[Start of DATA SUPPLIED]

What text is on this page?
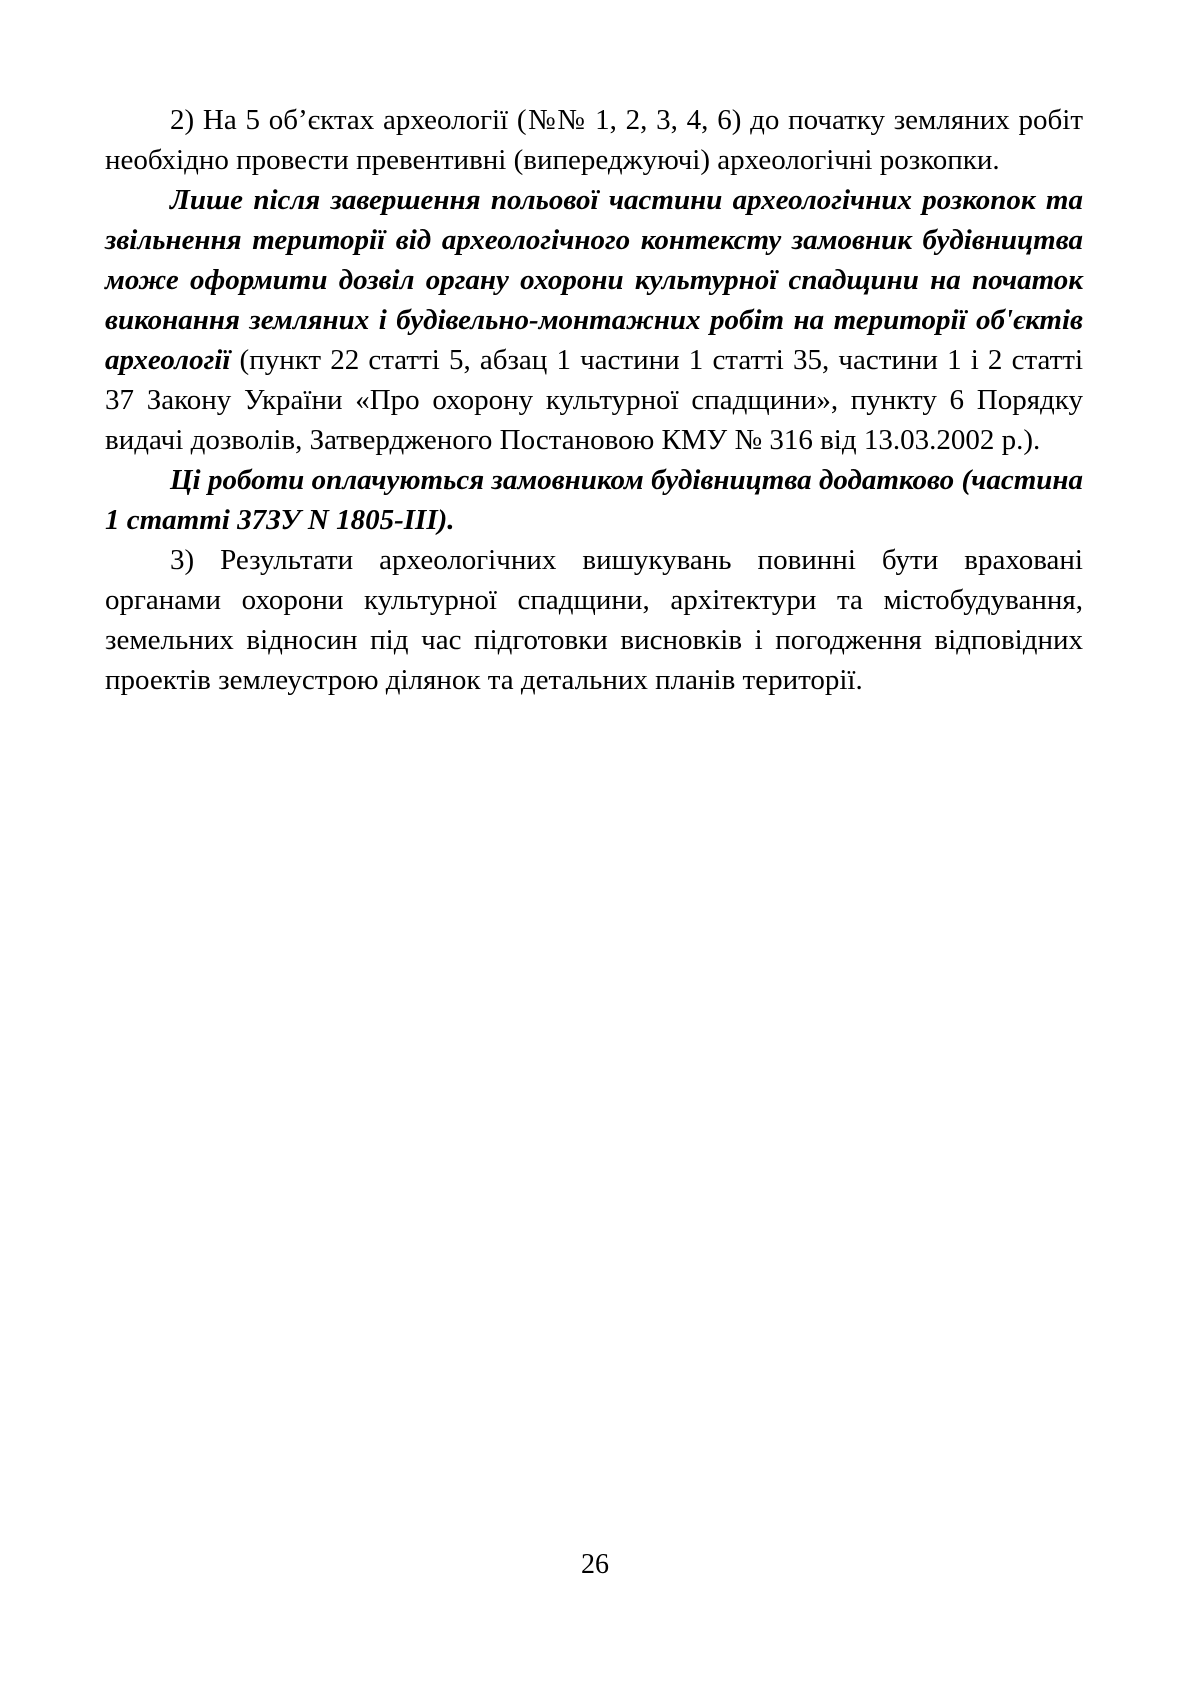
2) На 5 об’єктах археології (№№ 1, 2, 3, 4, 6) до початку земляних робіт необхідно провести превентивні (випереджуючі) археологічні розкопки.

Лише після завершення польової частини археологічних розкопок та звільнення території від археологічного контексту замовник будівництва може оформити дозвіл органу охорони культурної спадщини на початок виконання земляних і будівельно-монтажних робіт на території об'єктів археології (пункт 22 статті 5, абзац 1 частини 1 статті 35, частини 1 і 2 статті 37 Закону України «Про охорону культурної спадщини», пункту 6 Порядку видачі дозволів, Затвердженого Постановою КМУ № 316 від 13.03.2002 р.).

Ці роботи оплачуються замовником будівництва додатково (частина 1 статті 37ЗУ N 1805-ІІІ).

3) Результати археологічних вишукувань повинні бути враховані органами охорони культурної спадщини, архітектури та містобудування, земельних відносин під час підготовки висновків і погодження відповідних проектів землеустрою ділянок та детальних планів території.

26
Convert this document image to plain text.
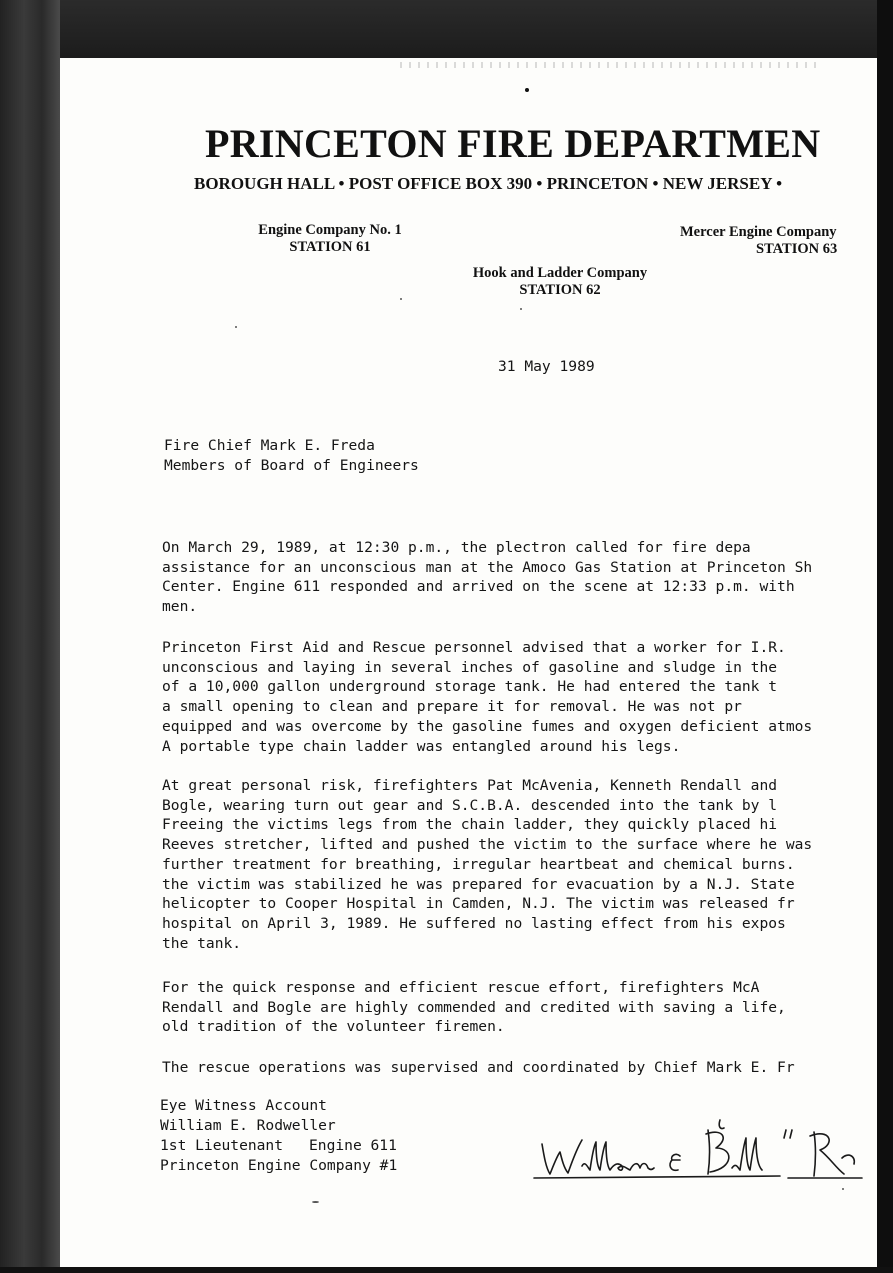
PRINCETON FIRE DEPARTMEN
BOROUGH HALL • POST OFFICE BOX 390 • PRINCETON • NEW JERSEY •
Engine Company No. 1
STATION 61
Hook and Ladder Company
STATION 62
Mercer Engine Company
STATION 63
31 May 1989
Fire Chief Mark E. Freda
Members of Board of Engineers
On March 29, 1989, at 12:30 p.m., the plectron called for fire depa
assistance for an unconscious man at the Amoco Gas Station at Princeton Sh
Center. Engine 611 responded and arrived on the scene at 12:33 p.m. with
men.
Princeton First Aid and Rescue personnel advised that a worker for I.R.
unconscious and laying in several inches of gasoline and sludge in the
of a 10,000 gallon underground storage tank. He had entered the tank t
a small opening to clean and prepare it for removal. He was not pr
equipped and was overcome by the gasoline fumes and oxygen deficient atmos
A portable type chain ladder was entangled around his legs.
At great personal risk, firefighters Pat McAvenia, Kenneth Rendall and
Bogle, wearing turn out gear and S.C.B.A. descended into the tank by l
Freeing the victims legs from the chain ladder, they quickly placed hi
Reeves stretcher, lifted and pushed the victim to the surface where he was
further treatment for breathing, irregular heartbeat and chemical burns.
the victim was stabilized he was prepared for evacuation by a N.J. State
helicopter to Cooper Hospital in Camden, N.J. The victim was released fr
hospital on April 3, 1989. He suffered no lasting effect from his expos
the tank.
For the quick response and efficient rescue effort, firefighters McA
Rendall and Bogle are highly commended and credited with saving a life,
old tradition of the volunteer firemen.
The rescue operations was supervised and coordinated by Chief Mark E. Fr
Eye Witness Account
William E. Rodweller
1st Lieutenant Engine 611
Princeton Engine Company #1
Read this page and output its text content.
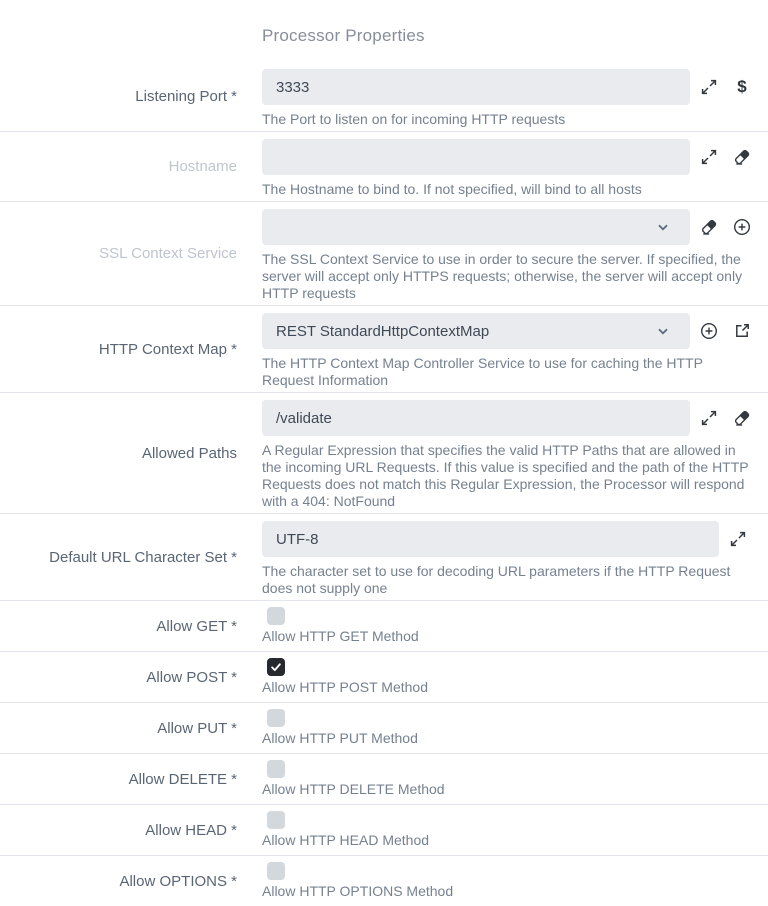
Processor Properties
Listening Port *
3333	$
The Port to listen on for incoming HTTP requests
Hostname
The Hostname to bind to. If not specified, will bind to all hosts
SSL Context Service The SSL Context Service to use in order to secure the server. If specified, the server will accept only HTTPS requests; otherwise, the server will accept only HTTP requests
HTTP Context Map *
REST StandardHttpContextMap
The HTTP Context Map Controller Service to use for caching the HTTP Request Information
Allowed Paths
/validate
A Regular Expression that specifies the valid HTTP Paths that are allowed in the incoming URL Requests. If this value is specified and the path of the HTTP Requests does not match this Regular Expression, the Processor will respond with a 404: NotFound
Default URL Character Set *
UTF-8
The character set to use for decoding URL parameters if the HTTP Request does not supply one
Allow GET *
Allow HTTP GET Method
Allow POST *
Allow HTTP POST Method
Allow PUT *
Allow HTTP PUT Method
Allow DELETE *
Allow HTTP DELETE Method
Allow HEAD *
Allow HTTP HEAD Method
Allow OPTIONS *
Allow HTTP OPTIONS Method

[End of DATA SUPPLIED]

→ **DESCRIPTION OF THE TASK**: All of the data above should be quoted exactly, except for the pictures.

→ **THE SOLUTION**:
What text is on this page?
2) На 5 об’єктах археології (№№ 1, 2, 3, 4, 6) до початку земляних робіт необхідно провести превентивні (випереджуючі) археологічні розкопки.

Лише після завершення польової частини археологічних розкопок та звільнення території від археологічного контексту замовник будівництва може оформити дозвіл органу охорони культурної спадщини на початок виконання земляних і будівельно-монтажних робіт на території об'єктів археології (пункт 22 статті 5, абзац 1 частини 1 статті 35, частини 1 і 2 статті 37 Закону України «Про охорону культурної спадщини», пункту 6 Порядку видачі дозволів, Затвердженого Постановою КМУ № 316 від 13.03.2002 р.).

Ці роботи оплачуються замовником будівництва додатково (частина 1 статті 37ЗУ N 1805-ІІІ).

3) Результати археологічних вишукувань повинні бути враховані органами охорони культурної спадщини, архітектури та містобудування, земельних відносин під час підготовки висновків і погодження відповідних проектів землеустрою ділянок та детальних планів території.

26
Convert this document image to plain text.
PRINCETON FIRE DEPARTMEN
BOROUGH HALL • POST OFFICE BOX 390 • PRINCETON • NEW JERSEY •
Engine Company No. 1
STATION 61
Hook and Ladder Company
STATION 62
Mercer Engine Company
STATION 63
31 May 1989
Fire Chief Mark E. Freda
Members of Board of Engineers
On March 29, 1989, at 12:30 p.m., the plectron called for fire depa
assistance for an unconscious man at the Amoco Gas Station at Princeton Sh
Center. Engine 611 responded and arrived on the scene at 12:33 p.m. with
men.
Princeton First Aid and Rescue personnel advised that a worker for I.R.
unconscious and laying in several inches of gasoline and sludge in the
of a 10,000 gallon underground storage tank. He had entered the tank t
a small opening to clean and prepare it for removal. He was not pr
equipped and was overcome by the gasoline fumes and oxygen deficient atmos
A portable type chain ladder was entangled around his legs.
At great personal risk, firefighters Pat McAvenia, Kenneth Rendall and
Bogle, wearing turn out gear and S.C.B.A. descended into the tank by l
Freeing the victims legs from the chain ladder, they quickly placed hi
Reeves stretcher, lifted and pushed the victim to the surface where he was
further treatment for breathing, irregular heartbeat and chemical burns.
the victim was stabilized he was prepared for evacuation by a N.J. State
helicopter to Cooper Hospital in Camden, N.J. The victim was released fr
hospital on April 3, 1989. He suffered no lasting effect from his expos
the tank.
For the quick response and efficient rescue effort, firefighters McA
Rendall and Bogle are highly commended and credited with saving a life,
old tradition of the volunteer firemen.
The rescue operations was supervised and coordinated by Chief Mark E. Fr
Eye Witness Account
William E. Rodweller
1st Lieutenant Engine 611
Princeton Engine Company #1
Read this page and output its text content.
Processor Properties
Listening Port *
3333	$
The Port to listen on for incoming HTTP requests
Hostname
The Hostname to bind to. If not specified, will bind to all hosts
SSL Context Service The SSL Context Service to use in order to secure the server. If specified, the server will accept only HTTPS requests; otherwise, the server will accept only HTTP requests
HTTP Context Map *
REST StandardHttpContextMap
The HTTP Context Map Controller Service to use for caching the HTTP Request Information
Allowed Paths
/validate
A Regular Expression that specifies the valid HTTP Paths that are allowed in the incoming URL Requests. If this value is specified and the path of the HTTP Requests does not match this Regular Expression, the Processor will respond with a 404: NotFound
Default URL Character Set *
UTF-8
The character set to use for decoding URL parameters if the HTTP Request does not supply one
Allow GET *
Allow HTTP GET Method
Allow POST *
Allow HTTP POST Method
Allow PUT *
Allow HTTP PUT Method
Allow DELETE *
Allow HTTP DELETE Method
Allow HEAD *
Allow HTTP HEAD Method
Allow OPTIONS *
Allow HTTP OPTIONS Method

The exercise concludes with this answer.